The input
§ §

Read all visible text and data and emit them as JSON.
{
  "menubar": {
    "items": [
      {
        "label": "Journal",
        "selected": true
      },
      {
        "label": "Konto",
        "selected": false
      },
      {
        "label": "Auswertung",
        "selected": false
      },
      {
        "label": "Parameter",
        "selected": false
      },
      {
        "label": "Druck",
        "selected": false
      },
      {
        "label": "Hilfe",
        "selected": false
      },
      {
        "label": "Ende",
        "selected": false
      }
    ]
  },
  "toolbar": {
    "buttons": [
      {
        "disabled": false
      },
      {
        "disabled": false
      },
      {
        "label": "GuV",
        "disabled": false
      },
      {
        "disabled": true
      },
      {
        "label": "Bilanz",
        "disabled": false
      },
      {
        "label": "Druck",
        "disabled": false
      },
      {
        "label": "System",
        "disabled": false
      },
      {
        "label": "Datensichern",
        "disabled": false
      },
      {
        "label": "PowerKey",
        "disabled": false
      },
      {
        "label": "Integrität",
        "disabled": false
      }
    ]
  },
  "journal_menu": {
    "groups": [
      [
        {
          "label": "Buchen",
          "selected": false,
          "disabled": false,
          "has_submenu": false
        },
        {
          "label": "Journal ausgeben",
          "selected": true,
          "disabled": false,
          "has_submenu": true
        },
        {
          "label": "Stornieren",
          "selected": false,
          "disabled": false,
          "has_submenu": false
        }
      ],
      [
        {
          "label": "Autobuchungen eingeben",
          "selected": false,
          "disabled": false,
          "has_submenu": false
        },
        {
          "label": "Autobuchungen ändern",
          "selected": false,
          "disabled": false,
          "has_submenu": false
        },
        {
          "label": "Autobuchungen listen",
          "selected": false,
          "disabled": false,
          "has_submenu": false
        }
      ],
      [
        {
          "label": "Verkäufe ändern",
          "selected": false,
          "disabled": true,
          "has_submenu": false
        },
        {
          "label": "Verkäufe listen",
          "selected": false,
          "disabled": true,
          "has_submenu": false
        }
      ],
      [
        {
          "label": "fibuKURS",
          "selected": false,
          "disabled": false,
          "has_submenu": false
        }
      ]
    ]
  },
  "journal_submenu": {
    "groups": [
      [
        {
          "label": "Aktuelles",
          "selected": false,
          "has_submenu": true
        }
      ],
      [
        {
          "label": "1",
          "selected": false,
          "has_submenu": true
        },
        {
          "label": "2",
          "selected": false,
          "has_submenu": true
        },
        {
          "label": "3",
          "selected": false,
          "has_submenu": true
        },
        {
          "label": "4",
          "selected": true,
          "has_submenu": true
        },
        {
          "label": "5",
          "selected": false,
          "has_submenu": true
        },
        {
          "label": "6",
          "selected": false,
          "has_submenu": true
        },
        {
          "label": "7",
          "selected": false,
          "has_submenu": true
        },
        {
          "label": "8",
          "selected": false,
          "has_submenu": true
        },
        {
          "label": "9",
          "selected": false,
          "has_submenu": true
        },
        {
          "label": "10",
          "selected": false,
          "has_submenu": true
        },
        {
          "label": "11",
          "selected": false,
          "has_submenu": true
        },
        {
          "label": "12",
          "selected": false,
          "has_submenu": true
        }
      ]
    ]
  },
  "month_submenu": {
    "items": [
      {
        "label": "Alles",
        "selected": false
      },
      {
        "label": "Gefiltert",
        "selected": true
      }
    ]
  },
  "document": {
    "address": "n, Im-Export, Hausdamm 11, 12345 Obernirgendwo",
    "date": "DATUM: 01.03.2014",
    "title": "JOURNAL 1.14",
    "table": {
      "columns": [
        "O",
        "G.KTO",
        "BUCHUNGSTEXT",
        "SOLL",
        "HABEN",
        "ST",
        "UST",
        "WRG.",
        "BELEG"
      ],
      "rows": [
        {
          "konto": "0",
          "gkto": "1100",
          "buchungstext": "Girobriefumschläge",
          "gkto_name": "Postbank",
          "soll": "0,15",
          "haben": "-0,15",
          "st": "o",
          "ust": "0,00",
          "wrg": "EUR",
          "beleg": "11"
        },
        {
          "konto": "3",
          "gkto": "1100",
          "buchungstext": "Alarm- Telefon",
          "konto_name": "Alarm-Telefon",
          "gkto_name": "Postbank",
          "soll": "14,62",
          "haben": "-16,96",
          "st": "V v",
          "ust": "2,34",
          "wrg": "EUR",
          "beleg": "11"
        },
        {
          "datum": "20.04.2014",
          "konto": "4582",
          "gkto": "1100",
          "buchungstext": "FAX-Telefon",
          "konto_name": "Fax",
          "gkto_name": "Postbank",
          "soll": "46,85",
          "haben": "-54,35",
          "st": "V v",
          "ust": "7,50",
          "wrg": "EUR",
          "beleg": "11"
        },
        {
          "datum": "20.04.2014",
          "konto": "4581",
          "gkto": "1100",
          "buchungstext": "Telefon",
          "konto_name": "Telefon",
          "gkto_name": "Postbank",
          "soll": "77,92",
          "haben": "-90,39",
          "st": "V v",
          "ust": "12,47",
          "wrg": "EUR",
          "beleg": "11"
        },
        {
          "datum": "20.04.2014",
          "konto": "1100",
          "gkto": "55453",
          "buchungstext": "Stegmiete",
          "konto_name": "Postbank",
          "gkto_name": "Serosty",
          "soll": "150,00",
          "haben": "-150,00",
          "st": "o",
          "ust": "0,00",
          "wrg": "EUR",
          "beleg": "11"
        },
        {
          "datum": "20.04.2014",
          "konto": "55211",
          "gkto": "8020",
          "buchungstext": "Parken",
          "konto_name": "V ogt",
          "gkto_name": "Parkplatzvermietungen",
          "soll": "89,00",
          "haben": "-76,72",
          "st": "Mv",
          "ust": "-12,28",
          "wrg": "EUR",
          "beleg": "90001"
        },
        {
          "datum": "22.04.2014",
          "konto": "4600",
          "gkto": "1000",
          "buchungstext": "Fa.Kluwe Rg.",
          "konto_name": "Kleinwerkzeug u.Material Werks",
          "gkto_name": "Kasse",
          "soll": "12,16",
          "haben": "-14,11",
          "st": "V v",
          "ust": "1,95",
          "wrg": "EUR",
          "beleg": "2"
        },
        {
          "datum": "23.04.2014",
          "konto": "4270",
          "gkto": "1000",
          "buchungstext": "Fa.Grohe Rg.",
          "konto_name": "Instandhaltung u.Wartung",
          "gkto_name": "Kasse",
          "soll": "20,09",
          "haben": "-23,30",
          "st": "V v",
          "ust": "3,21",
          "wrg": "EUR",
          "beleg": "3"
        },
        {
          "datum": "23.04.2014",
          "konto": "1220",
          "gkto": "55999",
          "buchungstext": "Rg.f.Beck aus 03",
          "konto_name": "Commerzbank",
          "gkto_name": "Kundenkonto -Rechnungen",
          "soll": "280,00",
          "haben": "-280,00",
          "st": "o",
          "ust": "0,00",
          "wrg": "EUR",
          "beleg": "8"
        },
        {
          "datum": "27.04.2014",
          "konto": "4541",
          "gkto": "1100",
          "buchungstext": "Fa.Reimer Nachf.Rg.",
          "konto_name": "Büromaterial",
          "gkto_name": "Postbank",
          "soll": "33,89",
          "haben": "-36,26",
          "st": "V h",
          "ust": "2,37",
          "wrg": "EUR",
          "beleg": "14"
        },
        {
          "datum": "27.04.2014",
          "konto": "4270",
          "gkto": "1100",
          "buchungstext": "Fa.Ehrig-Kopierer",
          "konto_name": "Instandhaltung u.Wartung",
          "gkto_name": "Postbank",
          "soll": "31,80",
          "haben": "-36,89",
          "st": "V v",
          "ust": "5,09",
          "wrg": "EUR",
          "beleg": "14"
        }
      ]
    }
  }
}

§ §

What to work on
Copy out every line where the word "Alarm" occurs.

Task answer
          "buchungstext": "Alarm- Telefon",
          "konto_name": "Alarm-Telefon",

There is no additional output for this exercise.